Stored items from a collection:
━━━━━━━━━━━━━━━━

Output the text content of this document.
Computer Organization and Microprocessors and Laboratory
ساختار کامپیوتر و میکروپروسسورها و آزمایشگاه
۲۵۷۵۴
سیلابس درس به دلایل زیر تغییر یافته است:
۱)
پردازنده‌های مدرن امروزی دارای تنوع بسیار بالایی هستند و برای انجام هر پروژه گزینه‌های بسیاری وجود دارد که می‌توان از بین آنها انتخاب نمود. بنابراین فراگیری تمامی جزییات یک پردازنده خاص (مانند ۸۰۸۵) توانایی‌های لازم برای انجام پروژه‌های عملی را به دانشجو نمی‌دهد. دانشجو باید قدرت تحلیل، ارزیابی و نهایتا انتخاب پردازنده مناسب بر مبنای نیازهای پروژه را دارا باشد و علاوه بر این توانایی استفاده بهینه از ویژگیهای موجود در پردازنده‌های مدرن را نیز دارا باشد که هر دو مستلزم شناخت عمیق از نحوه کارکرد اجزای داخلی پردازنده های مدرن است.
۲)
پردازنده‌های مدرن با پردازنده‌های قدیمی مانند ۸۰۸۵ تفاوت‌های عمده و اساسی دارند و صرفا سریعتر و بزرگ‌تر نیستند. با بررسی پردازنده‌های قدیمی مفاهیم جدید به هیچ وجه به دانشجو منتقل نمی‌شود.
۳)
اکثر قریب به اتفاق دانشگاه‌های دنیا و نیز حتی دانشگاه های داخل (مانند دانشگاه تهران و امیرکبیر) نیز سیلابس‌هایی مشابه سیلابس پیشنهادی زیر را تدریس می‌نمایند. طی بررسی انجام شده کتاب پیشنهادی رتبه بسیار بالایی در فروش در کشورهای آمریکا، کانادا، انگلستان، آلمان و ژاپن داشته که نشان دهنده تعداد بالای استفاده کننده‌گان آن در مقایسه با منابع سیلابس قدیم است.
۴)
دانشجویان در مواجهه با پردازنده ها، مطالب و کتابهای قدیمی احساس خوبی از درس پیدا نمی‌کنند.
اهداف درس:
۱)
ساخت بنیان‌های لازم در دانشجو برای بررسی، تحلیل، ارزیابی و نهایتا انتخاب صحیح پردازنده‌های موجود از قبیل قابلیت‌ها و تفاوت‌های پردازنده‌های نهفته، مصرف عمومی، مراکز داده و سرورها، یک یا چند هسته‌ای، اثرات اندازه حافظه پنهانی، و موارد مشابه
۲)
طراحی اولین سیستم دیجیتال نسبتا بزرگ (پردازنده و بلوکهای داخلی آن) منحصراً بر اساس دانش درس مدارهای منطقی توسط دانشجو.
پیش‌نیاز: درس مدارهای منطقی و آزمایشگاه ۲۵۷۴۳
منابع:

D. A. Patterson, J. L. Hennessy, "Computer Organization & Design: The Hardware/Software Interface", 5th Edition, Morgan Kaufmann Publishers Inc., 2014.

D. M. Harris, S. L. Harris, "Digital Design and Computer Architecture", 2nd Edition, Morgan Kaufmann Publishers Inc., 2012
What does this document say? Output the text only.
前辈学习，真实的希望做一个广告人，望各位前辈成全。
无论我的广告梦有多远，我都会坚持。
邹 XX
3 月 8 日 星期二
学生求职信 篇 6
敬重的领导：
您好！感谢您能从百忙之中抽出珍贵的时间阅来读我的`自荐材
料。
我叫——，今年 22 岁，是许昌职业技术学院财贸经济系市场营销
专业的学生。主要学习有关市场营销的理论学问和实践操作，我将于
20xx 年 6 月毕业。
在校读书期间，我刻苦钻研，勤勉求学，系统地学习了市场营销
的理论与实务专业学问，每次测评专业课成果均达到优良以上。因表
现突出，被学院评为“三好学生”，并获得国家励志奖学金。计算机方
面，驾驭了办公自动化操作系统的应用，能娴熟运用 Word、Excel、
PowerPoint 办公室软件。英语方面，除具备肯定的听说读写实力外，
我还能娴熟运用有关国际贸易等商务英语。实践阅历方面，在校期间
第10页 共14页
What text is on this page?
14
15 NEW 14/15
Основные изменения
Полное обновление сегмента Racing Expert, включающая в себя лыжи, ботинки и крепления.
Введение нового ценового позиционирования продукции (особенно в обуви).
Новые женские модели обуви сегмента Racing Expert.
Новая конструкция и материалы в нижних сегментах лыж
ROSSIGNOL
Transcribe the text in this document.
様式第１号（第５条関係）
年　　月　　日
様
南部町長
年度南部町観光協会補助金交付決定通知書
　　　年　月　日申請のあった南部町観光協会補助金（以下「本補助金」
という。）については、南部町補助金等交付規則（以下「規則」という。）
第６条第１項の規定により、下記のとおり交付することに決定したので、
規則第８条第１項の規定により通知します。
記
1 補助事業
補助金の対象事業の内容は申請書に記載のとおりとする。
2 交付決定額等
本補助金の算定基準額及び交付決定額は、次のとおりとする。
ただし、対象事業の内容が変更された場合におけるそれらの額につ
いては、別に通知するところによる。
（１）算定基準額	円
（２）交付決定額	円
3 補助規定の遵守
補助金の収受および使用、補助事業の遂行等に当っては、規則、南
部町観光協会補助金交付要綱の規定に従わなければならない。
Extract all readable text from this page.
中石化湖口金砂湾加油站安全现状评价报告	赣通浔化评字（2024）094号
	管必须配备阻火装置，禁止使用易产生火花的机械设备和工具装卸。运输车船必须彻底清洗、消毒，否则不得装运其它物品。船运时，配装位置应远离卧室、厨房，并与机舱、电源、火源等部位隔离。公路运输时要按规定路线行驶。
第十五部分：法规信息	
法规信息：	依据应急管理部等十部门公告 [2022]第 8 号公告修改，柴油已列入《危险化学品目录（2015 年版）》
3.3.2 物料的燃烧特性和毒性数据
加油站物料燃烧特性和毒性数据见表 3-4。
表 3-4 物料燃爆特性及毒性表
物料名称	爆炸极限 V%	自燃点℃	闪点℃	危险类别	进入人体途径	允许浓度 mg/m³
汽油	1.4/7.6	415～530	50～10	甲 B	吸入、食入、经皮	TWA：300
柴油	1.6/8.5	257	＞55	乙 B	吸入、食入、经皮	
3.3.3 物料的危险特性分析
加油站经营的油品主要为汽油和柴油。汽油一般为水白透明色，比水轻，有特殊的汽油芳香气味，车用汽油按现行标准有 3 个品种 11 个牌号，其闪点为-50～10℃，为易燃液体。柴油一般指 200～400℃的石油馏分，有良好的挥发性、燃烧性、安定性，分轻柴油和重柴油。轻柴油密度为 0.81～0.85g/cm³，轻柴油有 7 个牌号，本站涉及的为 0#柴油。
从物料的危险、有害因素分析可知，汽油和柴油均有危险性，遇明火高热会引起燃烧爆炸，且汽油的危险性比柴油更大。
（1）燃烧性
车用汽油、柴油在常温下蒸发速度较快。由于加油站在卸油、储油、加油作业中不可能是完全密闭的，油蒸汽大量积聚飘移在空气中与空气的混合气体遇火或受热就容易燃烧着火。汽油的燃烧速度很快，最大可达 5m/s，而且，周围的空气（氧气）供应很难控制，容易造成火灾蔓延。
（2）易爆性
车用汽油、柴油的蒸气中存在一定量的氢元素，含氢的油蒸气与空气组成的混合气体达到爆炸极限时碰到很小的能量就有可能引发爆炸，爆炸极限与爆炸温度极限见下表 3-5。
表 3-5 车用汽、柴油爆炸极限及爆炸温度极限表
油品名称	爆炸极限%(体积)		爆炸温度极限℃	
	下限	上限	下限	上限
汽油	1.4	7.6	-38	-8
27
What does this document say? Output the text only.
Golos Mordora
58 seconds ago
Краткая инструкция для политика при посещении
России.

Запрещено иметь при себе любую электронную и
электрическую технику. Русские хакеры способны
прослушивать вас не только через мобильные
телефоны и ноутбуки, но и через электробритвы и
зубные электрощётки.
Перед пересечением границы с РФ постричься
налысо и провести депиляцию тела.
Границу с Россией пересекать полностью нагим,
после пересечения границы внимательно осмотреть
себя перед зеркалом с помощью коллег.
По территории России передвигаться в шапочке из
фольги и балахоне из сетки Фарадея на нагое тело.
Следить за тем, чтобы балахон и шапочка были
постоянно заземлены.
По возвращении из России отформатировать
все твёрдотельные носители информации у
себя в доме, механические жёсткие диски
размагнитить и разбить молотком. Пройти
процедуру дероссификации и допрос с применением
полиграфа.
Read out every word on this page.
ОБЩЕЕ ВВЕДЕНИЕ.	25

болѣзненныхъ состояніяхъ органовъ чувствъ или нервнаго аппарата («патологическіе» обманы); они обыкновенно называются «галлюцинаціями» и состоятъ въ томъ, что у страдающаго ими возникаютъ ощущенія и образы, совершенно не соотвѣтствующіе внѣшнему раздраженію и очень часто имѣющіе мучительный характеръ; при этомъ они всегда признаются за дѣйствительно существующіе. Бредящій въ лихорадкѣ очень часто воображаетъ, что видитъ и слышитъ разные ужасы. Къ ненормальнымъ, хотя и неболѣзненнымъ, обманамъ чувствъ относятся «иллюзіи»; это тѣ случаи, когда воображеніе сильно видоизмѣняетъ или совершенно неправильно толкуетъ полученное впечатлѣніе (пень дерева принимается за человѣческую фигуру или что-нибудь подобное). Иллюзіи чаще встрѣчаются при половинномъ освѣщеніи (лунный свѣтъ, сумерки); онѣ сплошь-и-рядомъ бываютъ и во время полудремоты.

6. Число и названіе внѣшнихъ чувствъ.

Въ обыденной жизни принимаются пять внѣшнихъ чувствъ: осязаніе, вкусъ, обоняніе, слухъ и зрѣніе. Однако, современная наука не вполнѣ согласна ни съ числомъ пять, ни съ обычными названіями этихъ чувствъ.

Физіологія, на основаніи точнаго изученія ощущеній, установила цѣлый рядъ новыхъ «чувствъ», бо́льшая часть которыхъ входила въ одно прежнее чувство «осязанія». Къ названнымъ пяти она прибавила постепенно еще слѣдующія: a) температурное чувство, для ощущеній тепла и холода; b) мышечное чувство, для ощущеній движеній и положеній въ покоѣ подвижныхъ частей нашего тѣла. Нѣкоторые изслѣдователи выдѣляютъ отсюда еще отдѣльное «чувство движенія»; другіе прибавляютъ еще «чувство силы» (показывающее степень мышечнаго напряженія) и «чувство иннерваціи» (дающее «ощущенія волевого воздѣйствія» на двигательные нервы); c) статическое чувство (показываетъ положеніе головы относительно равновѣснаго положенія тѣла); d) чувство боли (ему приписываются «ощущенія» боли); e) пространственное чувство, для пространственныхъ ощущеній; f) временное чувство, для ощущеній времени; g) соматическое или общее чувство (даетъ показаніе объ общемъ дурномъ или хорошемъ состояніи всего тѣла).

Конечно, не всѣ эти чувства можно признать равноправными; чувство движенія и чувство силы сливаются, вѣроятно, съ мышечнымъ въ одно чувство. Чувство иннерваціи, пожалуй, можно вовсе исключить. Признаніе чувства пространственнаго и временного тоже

━━━━━━━━━━━━━━━━

Search the lines for "внѣшнихъ". Copy each line that has it.

--- SOLVED EXERCISE ---
6. Число и названіе внѣшнихъ чувствъ.
Въ обыденной жизни принимаются пять внѣшнихъ чувствъ: осязаніе, вкусъ, обоняніе, слухъ и зрѣніе. Однако, современная наука не вполнѣ согласна ни съ числомъ пять, ни съ обычными названіями этихъ чувствъ.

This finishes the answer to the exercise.